___ Material provided ___

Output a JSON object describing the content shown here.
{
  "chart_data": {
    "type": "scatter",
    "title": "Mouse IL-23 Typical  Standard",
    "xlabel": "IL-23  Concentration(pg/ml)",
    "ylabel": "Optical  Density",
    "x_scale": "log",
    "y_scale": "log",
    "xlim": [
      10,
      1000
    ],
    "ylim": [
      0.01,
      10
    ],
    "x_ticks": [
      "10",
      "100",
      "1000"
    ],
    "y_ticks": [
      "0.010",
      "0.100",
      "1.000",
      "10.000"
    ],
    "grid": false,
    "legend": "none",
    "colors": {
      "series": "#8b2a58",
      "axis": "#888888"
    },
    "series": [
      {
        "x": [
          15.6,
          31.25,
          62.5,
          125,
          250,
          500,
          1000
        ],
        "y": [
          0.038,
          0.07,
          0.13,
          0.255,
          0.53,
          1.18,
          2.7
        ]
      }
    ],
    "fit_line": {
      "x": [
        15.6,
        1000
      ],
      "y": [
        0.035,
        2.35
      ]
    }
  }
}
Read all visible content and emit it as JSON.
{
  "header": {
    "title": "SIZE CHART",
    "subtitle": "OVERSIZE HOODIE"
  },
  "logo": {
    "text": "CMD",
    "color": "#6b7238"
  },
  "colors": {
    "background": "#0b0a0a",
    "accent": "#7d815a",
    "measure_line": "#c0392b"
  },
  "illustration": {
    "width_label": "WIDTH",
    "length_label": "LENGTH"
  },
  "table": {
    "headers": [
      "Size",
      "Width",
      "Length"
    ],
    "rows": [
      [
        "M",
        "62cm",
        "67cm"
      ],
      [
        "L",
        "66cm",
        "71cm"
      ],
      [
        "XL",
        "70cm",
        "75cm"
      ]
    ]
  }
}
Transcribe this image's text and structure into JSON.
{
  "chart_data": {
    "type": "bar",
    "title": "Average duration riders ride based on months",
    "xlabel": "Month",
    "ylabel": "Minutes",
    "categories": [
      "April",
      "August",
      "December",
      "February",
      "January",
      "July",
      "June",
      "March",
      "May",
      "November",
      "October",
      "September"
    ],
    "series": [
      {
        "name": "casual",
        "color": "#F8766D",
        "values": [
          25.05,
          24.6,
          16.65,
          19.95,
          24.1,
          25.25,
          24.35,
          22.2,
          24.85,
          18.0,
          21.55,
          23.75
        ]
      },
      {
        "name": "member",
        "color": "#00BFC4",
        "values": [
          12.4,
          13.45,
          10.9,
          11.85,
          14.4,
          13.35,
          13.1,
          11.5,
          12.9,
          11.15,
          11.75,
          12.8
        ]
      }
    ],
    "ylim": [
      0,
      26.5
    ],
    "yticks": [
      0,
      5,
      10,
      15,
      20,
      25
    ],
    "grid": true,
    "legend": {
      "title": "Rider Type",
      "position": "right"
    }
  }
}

___

Print the whole listing again, exactly.

Output a JSON object describing the content shown here.
{
  "chart_data": {
    "type": "scatter",
    "title": "Mouse IL-23 Typical  Standard",
    "xlabel": "IL-23  Concentration(pg/ml)",
    "ylabel": "Optical  Density",
    "x_scale": "log",
    "y_scale": "log",
    "xlim": [
      10,
      1000
    ],
    "ylim": [
      0.01,
      10
    ],
    "x_ticks": [
      "10",
      "100",
      "1000"
    ],
    "y_ticks": [
      "0.010",
      "0.100",
      "1.000",
      "10.000"
    ],
    "grid": false,
    "legend": "none",
    "colors": {
      "series": "#8b2a58",
      "axis": "#888888"
    },
    "series": [
      {
        "x": [
          15.6,
          31.25,
          62.5,
          125,
          250,
          500,
          1000
        ],
        "y": [
          0.038,
          0.07,
          0.13,
          0.255,
          0.53,
          1.18,
          2.7
        ]
      }
    ],
    "fit_line": {
      "x": [
        15.6,
        1000
      ],
      "y": [
        0.035,
        2.35
      ]
    }
  }
}
Read all visible content and emit it as JSON.
{
  "header": {
    "title": "SIZE CHART",
    "subtitle": "OVERSIZE HOODIE"
  },
  "logo": {
    "text": "CMD",
    "color": "#6b7238"
  },
  "colors": {
    "background": "#0b0a0a",
    "accent": "#7d815a",
    "measure_line": "#c0392b"
  },
  "illustration": {
    "width_label": "WIDTH",
    "length_label": "LENGTH"
  },
  "table": {
    "headers": [
      "Size",
      "Width",
      "Length"
    ],
    "rows": [
      [
        "M",
        "62cm",
        "67cm"
      ],
      [
        "L",
        "66cm",
        "71cm"
      ],
      [
        "XL",
        "70cm",
        "75cm"
      ]
    ]
  }
}
Transcribe this image's text and structure into JSON.
{
  "chart_data": {
    "type": "bar",
    "title": "Average duration riders ride based on months",
    "xlabel": "Month",
    "ylabel": "Minutes",
    "categories": [
      "April",
      "August",
      "December",
      "February",
      "January",
      "July",
      "June",
      "March",
      "May",
      "November",
      "October",
      "September"
    ],
    "series": [
      {
        "name": "casual",
        "color": "#F8766D",
        "values": [
          25.05,
          24.6,
          16.65,
          19.95,
          24.1,
          25.25,
          24.35,
          22.2,
          24.85,
          18.0,
          21.55,
          23.75
        ]
      },
      {
        "name": "member",
        "color": "#00BFC4",
        "values": [
          12.4,
          13.45,
          10.9,
          11.85,
          14.4,
          13.35,
          13.1,
          11.5,
          12.9,
          11.15,
          11.75,
          12.8
        ]
      }
    ],
    "ylim": [
      0,
      26.5
    ],
    "yticks": [
      0,
      5,
      10,
      15,
      20,
      25
    ],
    "grid": true,
    "legend": {
      "title": "Rider Type",
      "position": "right"
    }
  }
}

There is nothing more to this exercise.